[EXERCISE]:
Please find all lines in the data that hold the string "ζώνης" and copy them.

** Begin LISTING **

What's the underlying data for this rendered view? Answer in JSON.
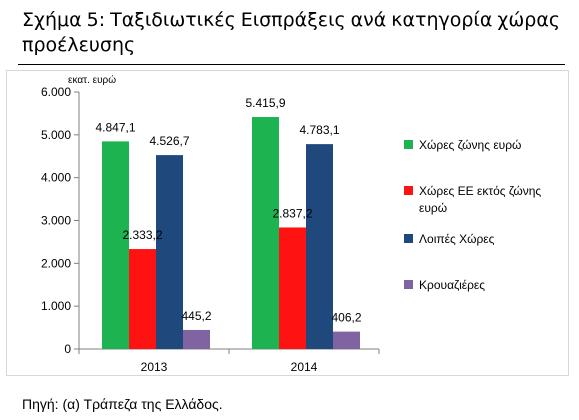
{
  "caption": {
    "words": [
      "Σχήμα",
      "5:",
      "Ταξιδιωτικές",
      "Εισπράξεις",
      "ανά",
      "κατηγορία",
      "χώρας"
    ],
    "line2": "προέλευσης"
  },
  "source": "Πηγή: (α) Τράπεζα της Ελλάδος.",
  "chart_data": {
    "type": "bar",
    "title": "Ταξιδιωτικές Εισπράξεις ανά κατηγορία χώρας προέλευσης",
    "ylabel": "εκατ. ευρώ",
    "xlabel": "",
    "categories": [
      "2013",
      "2014"
    ],
    "ylim": [
      0,
      6000
    ],
    "yticks": [
      0,
      1000,
      2000,
      3000,
      4000,
      5000,
      6000
    ],
    "ytick_labels": [
      "0",
      "1.000",
      "2.000",
      "3.000",
      "4.000",
      "5.000",
      "6.000"
    ],
    "grid": false,
    "legend_position": "right",
    "series": [
      {
        "name": "Χώρες ζώνης ευρώ",
        "color": "#1db350",
        "values": [
          4847.1,
          5415.9
        ],
        "labels": [
          "4.847,1",
          "5.415,9"
        ]
      },
      {
        "name": "Χώρες ΕΕ εκτός ζώνης ευρώ",
        "color": "#ff1212",
        "values": [
          2333.2,
          2837.2
        ],
        "labels": [
          "2.333,2",
          "2.837,2"
        ]
      },
      {
        "name": "Λοιπές Χώρες",
        "color": "#1f497d",
        "values": [
          4526.7,
          4783.1
        ],
        "labels": [
          "4.526,7",
          "4.783,1"
        ]
      },
      {
        "name": "Κρουαζιέρες",
        "color": "#8064a2",
        "values": [
          445.2,
          406.2
        ],
        "labels": [
          "445,2",
          "406,2"
        ]
      }
    ]
  }
}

** End LISTING **

[THE REPLY]:
        "name": "Χώρες ζώνης ευρώ",
        "name": "Χώρες ΕΕ εκτός ζώνης ευρώ",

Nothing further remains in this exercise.